:: Work request ::
All lines holding the word "Case" are to be copied from the records beneath.

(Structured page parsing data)
++++++++

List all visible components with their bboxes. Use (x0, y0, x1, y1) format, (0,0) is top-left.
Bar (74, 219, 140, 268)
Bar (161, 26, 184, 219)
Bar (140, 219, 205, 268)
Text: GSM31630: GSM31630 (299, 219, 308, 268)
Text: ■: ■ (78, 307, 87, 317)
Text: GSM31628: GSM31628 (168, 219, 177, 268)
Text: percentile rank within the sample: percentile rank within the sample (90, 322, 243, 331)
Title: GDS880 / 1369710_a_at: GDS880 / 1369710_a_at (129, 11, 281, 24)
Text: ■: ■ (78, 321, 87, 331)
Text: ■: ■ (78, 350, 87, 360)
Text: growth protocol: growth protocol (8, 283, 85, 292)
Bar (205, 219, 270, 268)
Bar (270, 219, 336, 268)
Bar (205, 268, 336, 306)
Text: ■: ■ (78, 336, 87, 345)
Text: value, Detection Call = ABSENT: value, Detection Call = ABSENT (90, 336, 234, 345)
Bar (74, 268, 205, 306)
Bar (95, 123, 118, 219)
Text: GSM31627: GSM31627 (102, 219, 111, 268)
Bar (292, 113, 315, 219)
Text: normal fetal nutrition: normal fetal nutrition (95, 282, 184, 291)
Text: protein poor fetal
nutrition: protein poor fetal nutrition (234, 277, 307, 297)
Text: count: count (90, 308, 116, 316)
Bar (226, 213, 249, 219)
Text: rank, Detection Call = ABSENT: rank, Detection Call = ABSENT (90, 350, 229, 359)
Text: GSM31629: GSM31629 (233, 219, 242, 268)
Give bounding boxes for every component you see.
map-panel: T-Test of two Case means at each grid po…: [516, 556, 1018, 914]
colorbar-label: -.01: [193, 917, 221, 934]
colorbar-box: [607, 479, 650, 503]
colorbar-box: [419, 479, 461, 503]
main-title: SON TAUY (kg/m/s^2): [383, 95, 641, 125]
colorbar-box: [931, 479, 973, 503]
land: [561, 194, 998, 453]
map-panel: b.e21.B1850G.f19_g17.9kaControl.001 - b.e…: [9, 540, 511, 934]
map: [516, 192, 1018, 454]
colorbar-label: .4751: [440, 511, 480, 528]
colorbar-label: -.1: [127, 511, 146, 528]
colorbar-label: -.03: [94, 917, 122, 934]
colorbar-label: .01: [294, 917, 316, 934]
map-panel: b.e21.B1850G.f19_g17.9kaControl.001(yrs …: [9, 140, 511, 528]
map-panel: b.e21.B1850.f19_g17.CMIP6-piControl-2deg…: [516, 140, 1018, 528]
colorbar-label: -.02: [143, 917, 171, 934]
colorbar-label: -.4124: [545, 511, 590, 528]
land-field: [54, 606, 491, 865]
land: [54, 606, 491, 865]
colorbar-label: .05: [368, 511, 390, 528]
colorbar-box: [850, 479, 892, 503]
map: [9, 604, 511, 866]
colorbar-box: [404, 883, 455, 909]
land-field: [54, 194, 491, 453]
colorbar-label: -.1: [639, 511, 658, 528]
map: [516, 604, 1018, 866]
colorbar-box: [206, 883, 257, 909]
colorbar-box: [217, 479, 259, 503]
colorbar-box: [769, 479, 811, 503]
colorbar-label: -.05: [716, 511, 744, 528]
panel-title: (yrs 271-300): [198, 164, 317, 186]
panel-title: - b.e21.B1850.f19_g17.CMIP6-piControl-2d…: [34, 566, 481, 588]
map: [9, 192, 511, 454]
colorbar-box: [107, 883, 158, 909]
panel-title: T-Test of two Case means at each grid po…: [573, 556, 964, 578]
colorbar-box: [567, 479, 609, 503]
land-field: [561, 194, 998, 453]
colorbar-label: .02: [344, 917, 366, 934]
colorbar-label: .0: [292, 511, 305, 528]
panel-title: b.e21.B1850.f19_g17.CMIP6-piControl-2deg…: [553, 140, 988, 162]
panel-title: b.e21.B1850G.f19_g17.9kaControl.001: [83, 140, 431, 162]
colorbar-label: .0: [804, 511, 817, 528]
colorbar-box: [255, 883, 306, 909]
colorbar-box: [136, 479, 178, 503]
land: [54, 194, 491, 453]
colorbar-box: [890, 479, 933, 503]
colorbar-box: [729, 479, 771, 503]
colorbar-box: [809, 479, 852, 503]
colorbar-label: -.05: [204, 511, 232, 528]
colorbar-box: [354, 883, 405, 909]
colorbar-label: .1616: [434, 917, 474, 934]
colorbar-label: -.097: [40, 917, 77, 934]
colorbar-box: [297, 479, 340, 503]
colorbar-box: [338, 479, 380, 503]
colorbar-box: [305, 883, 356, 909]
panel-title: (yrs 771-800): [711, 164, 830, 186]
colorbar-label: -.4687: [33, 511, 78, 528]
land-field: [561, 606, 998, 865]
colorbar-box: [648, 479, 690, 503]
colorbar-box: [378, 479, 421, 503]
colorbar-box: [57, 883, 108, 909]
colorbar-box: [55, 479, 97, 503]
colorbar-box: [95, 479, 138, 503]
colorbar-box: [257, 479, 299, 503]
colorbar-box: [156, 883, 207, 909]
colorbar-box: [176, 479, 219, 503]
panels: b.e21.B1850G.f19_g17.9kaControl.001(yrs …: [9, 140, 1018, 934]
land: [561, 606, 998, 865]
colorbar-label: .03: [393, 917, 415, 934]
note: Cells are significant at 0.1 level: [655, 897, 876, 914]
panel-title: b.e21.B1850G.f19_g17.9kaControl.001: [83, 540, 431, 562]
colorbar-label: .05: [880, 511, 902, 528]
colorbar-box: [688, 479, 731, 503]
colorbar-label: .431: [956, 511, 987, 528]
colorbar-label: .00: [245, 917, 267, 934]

++++++++

:: Exercise response ::
map-panel: T-Test of two Case means at each grid po…: [516, 556, 1018, 914]
panel-title: T-Test of two Case means at each grid po…: [573, 556, 964, 578]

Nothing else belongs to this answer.